**Goal**:
Every line with the string "fine" should be gathered.

[START OF Dataset extract]

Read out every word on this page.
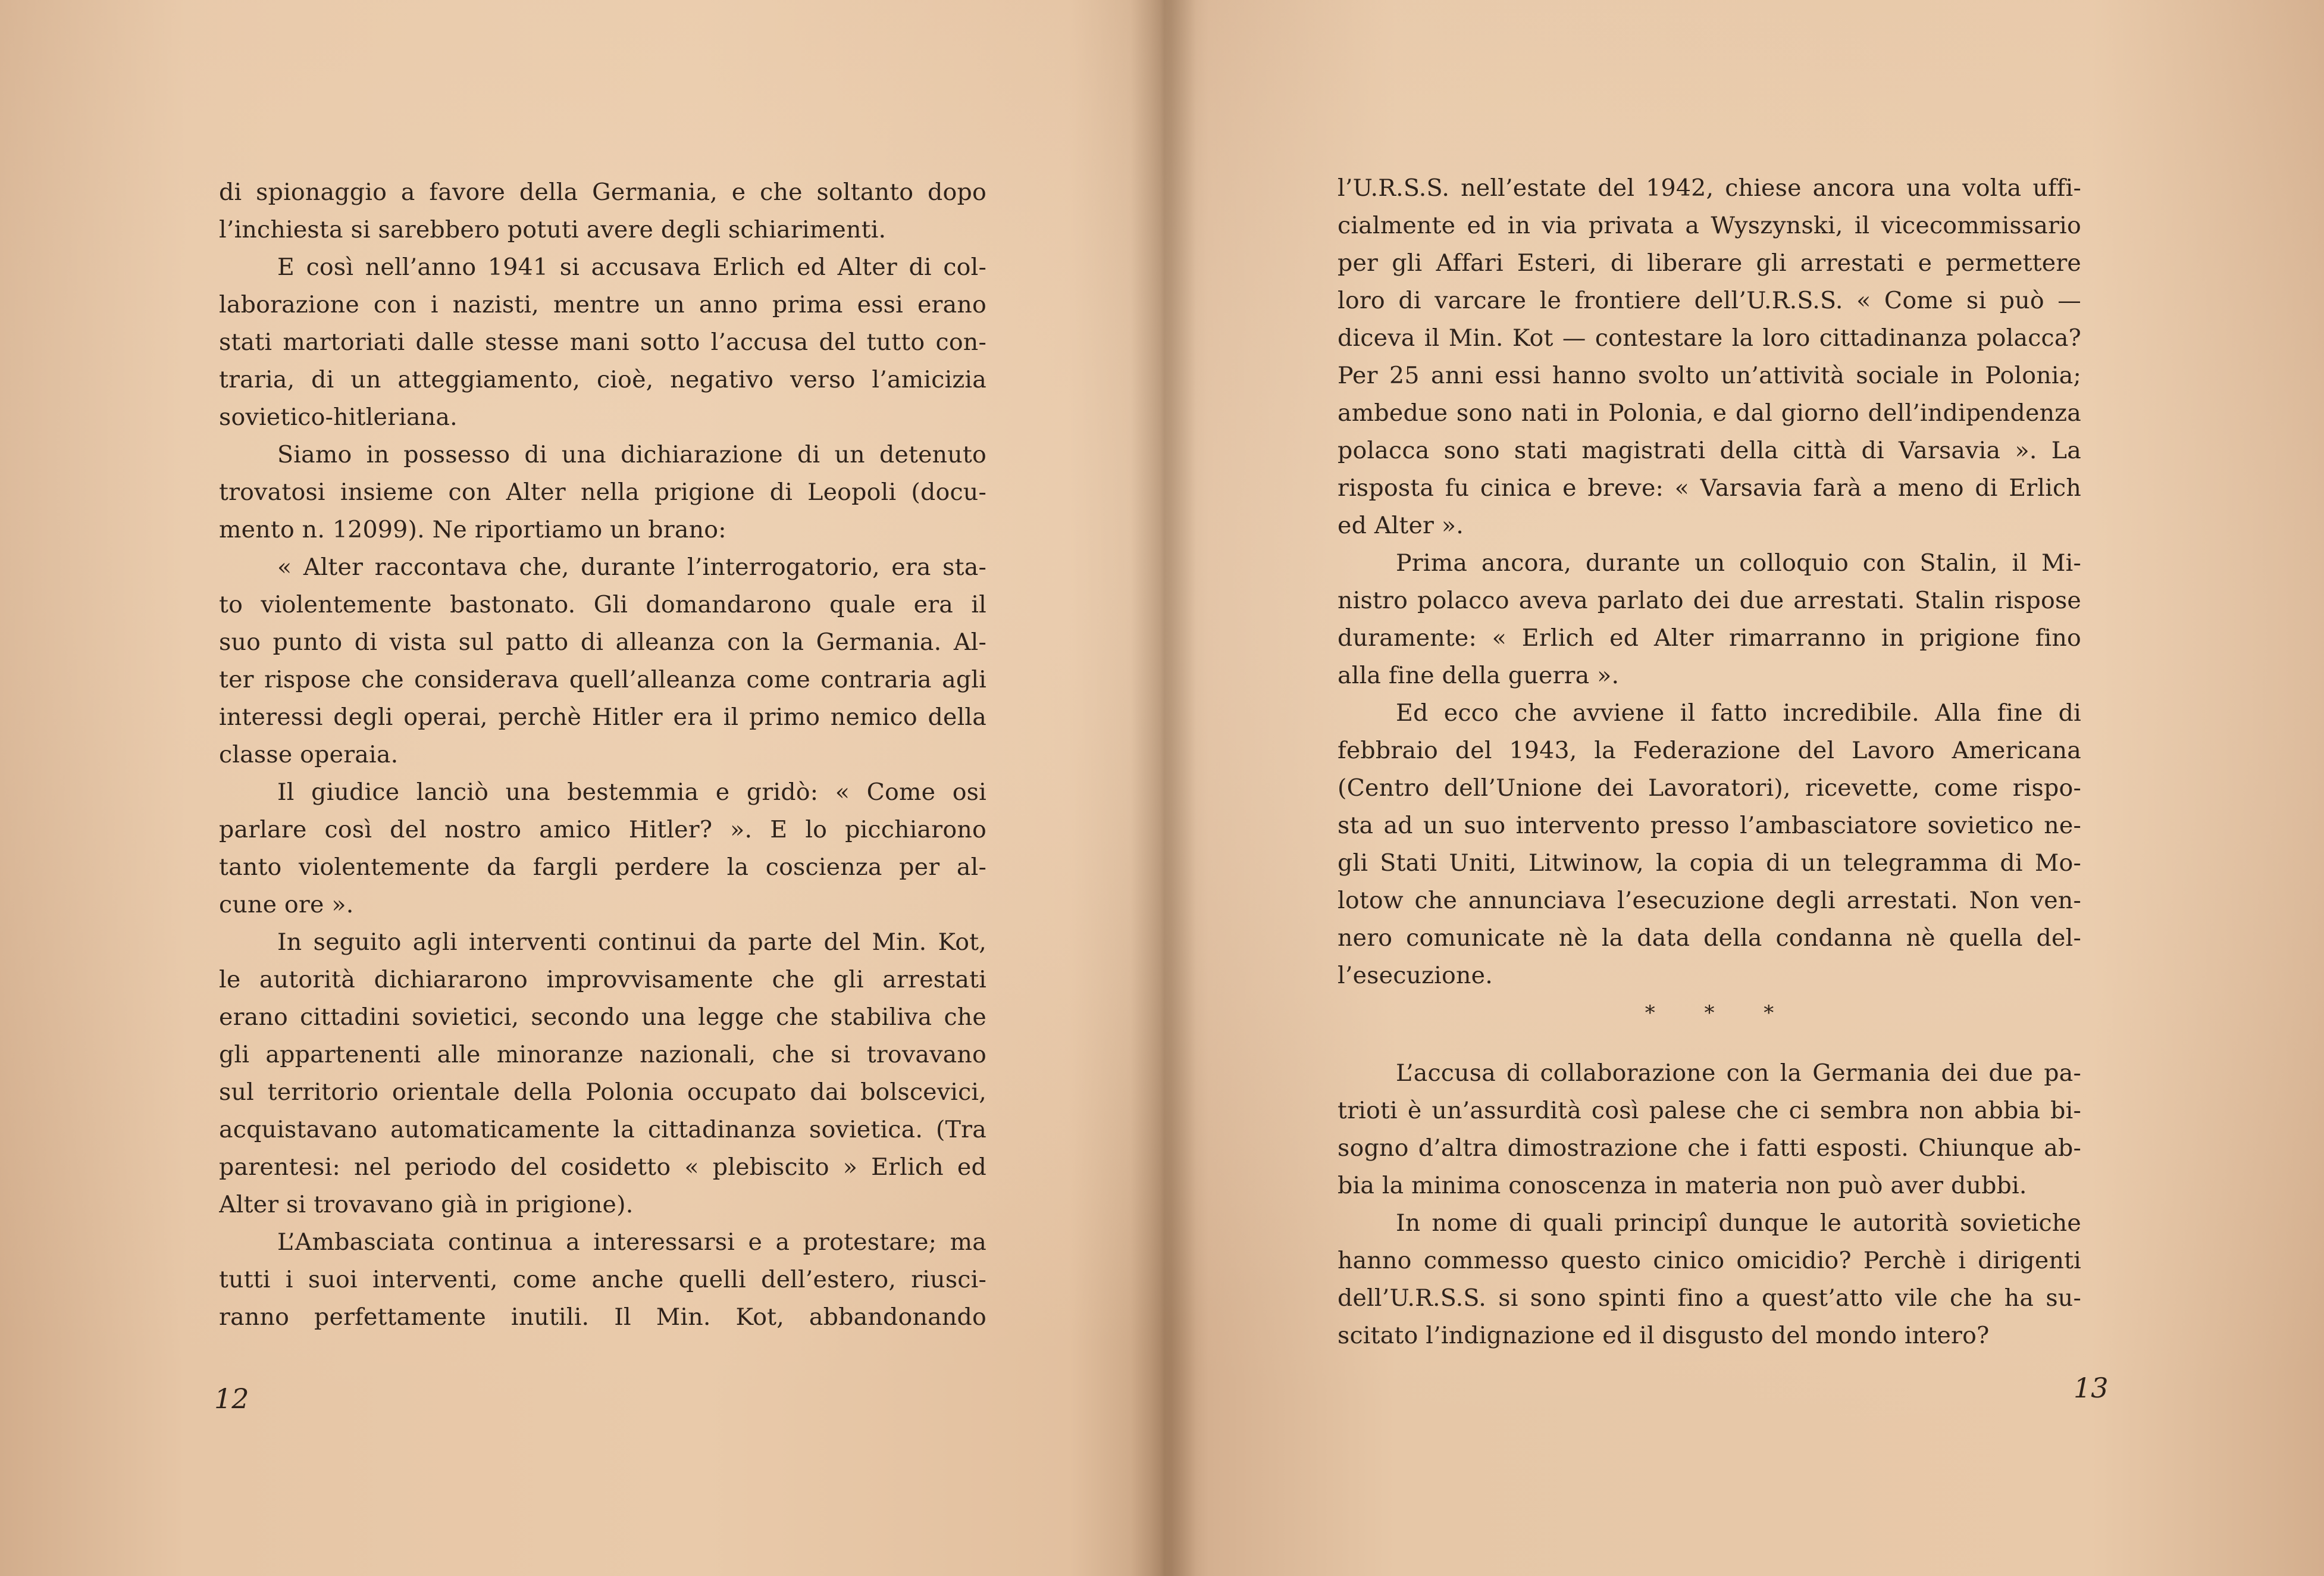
di spionaggio a favore della Germania, e che soltanto dopo
l’inchiesta si sarebbero potuti avere degli schiarimenti.
E così nell’anno 1941 si accusava Erlich ed Alter di col-
laborazione con i nazisti, mentre un anno prima essi erano
stati martoriati dalle stesse mani sotto l’accusa del tutto con-
traria, di un atteggiamento, cioè, negativo verso l’amicizia
sovietico-hitleriana.
Siamo in possesso di una dichiarazione di un detenuto
trovatosi insieme con Alter nella prigione di Leopoli (docu-
mento n. 12099). Ne riportiamo un brano:
« Alter raccontava che, durante l’interrogatorio, era sta-
to violentemente bastonato. Gli domandarono quale era il
suo punto di vista sul patto di alleanza con la Germania. Al-
ter rispose che considerava quell’alleanza come contraria agli
interessi degli operai, perchè Hitler era il primo nemico della
classe operaia.
Il giudice lanciò una bestemmia e gridò: « Come osi
parlare così del nostro amico Hitler? ». E lo picchiarono
tanto violentemente da fargli perdere la coscienza per al-
cune ore ».
In seguito agli interventi continui da parte del Min. Kot,
le autorità dichiararono improvvisamente che gli arrestati
erano cittadini sovietici, secondo una legge che stabiliva che
gli appartenenti alle minoranze nazionali, che si trovavano
sul territorio orientale della Polonia occupato dai bolscevici,
acquistavano automaticamente la cittadinanza sovietica. (Tra
parentesi: nel periodo del cosidetto « plebiscito » Erlich ed
Alter si trovavano già in prigione).
L’Ambasciata continua a interessarsi e a protestare; ma
tutti i suoi interventi, come anche quelli dell’estero, riusci-
ranno perfettamente inutili. Il Min. Kot, abbandonando
12
l’U.R.S.S. nell’estate del 1942, chiese ancora una volta uffi-
cialmente ed in via privata a Wyszynski, il vicecommissario
per gli Affari Esteri, di liberare gli arrestati e permettere
loro di varcare le frontiere dell’U.R.S.S. « Come si può —
diceva il Min. Kot — contestare la loro cittadinanza polacca?
Per 25 anni essi hanno svolto un’attività sociale in Polonia;
ambedue sono nati in Polonia, e dal giorno dell’indipendenza
polacca sono stati magistrati della città di Varsavia ». La
risposta fu cinica e breve: « Varsavia farà a meno di Erlich
ed Alter ».
Prima ancora, durante un colloquio con Stalin, il Mi-
nistro polacco aveva parlato dei due arrestati. Stalin rispose
duramente: « Erlich ed Alter rimarranno in prigione fino
alla fine della guerra ».
Ed ecco che avviene il fatto incredibile. Alla fine di
febbraio del 1943, la Federazione del Lavoro Americana
(Centro dell’Unione dei Lavoratori), ricevette, come rispo-
sta ad un suo intervento presso l’ambasciatore sovietico ne-
gli Stati Uniti, Litwinow, la copia di un telegramma di Mo-
lotow che annunciava l’esecuzione degli arrestati. Non ven-
nero comunicate nè la data della condanna nè quella del-
l’esecuzione.
* * *
L’accusa di collaborazione con la Germania dei due pa-
trioti è un’assurdità così palese che ci sembra non abbia bi-
sogno d’altra dimostrazione che i fatti esposti. Chiunque ab-
bia la minima conoscenza in materia non può aver dubbi.
In nome di quali principî dunque le autorità sovietiche
hanno commesso questo cinico omicidio? Perchè i dirigenti
dell’U.R.S.S. si sono spinti fino a quest’atto vile che ha su-
scitato l’indignazione ed il disgusto del mondo intero?
13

[END OF Dataset extract]

**Written solution**:
alla fine della guerra ».
Ed ecco che avviene il fatto incredibile. Alla fine di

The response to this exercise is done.